Listed below are entries; give the number of lines among them that include "погас", and only that number.

=== SUPPLIED MATERIAL ===

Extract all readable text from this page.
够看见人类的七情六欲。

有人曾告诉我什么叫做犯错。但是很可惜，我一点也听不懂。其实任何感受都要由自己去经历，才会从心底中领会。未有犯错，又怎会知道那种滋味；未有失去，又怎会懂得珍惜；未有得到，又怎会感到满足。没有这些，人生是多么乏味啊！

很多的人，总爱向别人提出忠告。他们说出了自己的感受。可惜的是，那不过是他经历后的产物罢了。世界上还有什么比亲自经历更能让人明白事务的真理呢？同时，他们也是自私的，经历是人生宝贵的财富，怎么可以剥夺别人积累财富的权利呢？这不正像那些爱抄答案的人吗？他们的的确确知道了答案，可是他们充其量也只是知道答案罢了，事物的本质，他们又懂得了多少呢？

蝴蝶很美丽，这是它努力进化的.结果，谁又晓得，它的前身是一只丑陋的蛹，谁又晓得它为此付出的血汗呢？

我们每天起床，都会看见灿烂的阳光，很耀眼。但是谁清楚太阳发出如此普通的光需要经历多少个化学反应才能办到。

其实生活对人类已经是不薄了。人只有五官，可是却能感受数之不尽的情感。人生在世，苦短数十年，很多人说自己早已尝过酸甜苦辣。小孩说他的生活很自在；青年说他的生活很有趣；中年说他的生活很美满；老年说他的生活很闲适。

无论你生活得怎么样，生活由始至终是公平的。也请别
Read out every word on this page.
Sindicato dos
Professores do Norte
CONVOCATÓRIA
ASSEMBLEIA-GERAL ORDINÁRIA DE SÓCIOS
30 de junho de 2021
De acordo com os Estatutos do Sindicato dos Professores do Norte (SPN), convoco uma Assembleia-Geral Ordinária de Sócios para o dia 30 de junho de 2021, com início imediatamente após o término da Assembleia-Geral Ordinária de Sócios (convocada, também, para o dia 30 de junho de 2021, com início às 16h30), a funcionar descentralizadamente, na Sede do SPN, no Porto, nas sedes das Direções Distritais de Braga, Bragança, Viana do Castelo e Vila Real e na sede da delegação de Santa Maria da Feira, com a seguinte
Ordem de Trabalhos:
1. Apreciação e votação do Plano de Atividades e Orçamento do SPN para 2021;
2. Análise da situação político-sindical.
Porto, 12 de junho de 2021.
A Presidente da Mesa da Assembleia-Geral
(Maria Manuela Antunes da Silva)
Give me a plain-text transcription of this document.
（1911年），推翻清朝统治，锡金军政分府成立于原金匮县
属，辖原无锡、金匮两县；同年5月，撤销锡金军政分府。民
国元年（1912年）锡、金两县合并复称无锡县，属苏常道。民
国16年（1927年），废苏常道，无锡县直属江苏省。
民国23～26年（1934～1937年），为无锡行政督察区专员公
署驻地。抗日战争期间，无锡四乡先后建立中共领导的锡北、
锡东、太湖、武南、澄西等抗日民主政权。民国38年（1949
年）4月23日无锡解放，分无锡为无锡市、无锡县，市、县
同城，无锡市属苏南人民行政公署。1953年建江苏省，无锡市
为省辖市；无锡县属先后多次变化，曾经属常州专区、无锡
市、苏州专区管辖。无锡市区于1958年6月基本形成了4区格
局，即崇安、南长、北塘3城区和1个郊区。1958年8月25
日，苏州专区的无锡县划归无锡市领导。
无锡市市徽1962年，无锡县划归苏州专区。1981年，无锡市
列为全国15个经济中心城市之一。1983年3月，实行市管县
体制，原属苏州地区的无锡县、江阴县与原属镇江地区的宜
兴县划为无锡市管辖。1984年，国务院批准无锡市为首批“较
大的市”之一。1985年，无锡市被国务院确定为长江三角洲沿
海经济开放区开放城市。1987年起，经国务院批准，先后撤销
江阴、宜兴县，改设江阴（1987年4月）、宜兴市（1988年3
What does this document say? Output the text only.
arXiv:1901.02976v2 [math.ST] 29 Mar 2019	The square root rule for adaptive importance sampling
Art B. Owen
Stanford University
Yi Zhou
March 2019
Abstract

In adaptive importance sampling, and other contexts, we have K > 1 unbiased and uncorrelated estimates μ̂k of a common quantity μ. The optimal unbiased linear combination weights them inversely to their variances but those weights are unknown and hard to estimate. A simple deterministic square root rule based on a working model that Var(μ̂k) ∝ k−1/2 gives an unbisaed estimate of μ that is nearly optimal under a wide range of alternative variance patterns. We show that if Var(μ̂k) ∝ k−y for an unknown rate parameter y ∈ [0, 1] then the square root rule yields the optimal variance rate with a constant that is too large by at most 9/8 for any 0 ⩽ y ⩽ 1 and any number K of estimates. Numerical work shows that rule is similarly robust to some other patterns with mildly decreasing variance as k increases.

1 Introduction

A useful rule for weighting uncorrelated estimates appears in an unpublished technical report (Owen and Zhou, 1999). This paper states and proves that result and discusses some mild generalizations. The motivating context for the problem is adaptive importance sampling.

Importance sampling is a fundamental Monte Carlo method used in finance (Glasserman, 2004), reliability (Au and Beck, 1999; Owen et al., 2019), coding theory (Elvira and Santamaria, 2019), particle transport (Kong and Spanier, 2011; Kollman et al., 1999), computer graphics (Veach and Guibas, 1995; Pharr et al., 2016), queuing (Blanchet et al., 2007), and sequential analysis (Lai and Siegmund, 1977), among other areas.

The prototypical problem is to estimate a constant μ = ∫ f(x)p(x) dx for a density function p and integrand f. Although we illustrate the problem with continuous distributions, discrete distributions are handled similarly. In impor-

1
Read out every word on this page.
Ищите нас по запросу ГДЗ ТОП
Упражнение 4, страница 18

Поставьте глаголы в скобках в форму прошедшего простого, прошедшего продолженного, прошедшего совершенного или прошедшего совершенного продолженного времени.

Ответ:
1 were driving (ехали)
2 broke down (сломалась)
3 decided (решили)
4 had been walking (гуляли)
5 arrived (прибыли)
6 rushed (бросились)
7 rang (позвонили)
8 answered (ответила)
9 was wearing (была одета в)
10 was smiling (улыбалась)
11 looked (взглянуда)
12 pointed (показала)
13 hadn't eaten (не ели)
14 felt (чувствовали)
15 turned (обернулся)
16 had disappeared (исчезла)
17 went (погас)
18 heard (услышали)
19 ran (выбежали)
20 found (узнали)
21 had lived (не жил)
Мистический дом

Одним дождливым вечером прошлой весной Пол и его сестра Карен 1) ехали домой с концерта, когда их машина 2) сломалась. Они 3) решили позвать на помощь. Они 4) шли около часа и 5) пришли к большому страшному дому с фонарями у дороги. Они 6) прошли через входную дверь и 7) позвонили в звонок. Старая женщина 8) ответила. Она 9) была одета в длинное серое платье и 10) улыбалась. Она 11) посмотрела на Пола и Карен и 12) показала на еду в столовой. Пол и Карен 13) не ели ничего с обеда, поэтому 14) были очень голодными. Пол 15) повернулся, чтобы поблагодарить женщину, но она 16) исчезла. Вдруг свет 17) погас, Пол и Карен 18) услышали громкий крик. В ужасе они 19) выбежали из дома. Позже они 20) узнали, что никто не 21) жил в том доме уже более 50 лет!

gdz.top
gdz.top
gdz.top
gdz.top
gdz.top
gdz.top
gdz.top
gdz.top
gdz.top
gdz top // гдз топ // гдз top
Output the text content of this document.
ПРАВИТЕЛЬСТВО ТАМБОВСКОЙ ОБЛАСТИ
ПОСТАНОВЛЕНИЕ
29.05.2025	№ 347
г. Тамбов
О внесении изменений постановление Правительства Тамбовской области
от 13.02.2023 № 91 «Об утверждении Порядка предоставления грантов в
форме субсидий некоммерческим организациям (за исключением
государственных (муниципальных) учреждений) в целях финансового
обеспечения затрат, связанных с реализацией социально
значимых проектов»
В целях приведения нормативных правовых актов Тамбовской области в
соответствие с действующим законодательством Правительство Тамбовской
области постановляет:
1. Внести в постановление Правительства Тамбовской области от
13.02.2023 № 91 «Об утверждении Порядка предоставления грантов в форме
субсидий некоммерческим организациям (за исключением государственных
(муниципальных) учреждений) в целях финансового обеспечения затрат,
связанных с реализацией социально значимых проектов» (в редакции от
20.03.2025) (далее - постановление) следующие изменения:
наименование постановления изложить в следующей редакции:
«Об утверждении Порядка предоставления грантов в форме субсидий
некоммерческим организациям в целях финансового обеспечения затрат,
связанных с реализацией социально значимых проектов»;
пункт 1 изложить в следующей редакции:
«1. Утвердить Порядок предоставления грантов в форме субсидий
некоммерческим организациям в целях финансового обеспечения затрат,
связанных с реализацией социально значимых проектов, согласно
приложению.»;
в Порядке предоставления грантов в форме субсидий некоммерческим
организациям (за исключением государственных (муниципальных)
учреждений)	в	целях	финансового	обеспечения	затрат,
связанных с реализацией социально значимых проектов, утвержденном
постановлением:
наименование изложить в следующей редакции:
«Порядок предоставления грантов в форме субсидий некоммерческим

===

- RESPONSE FOR THIS EXERCISE -
2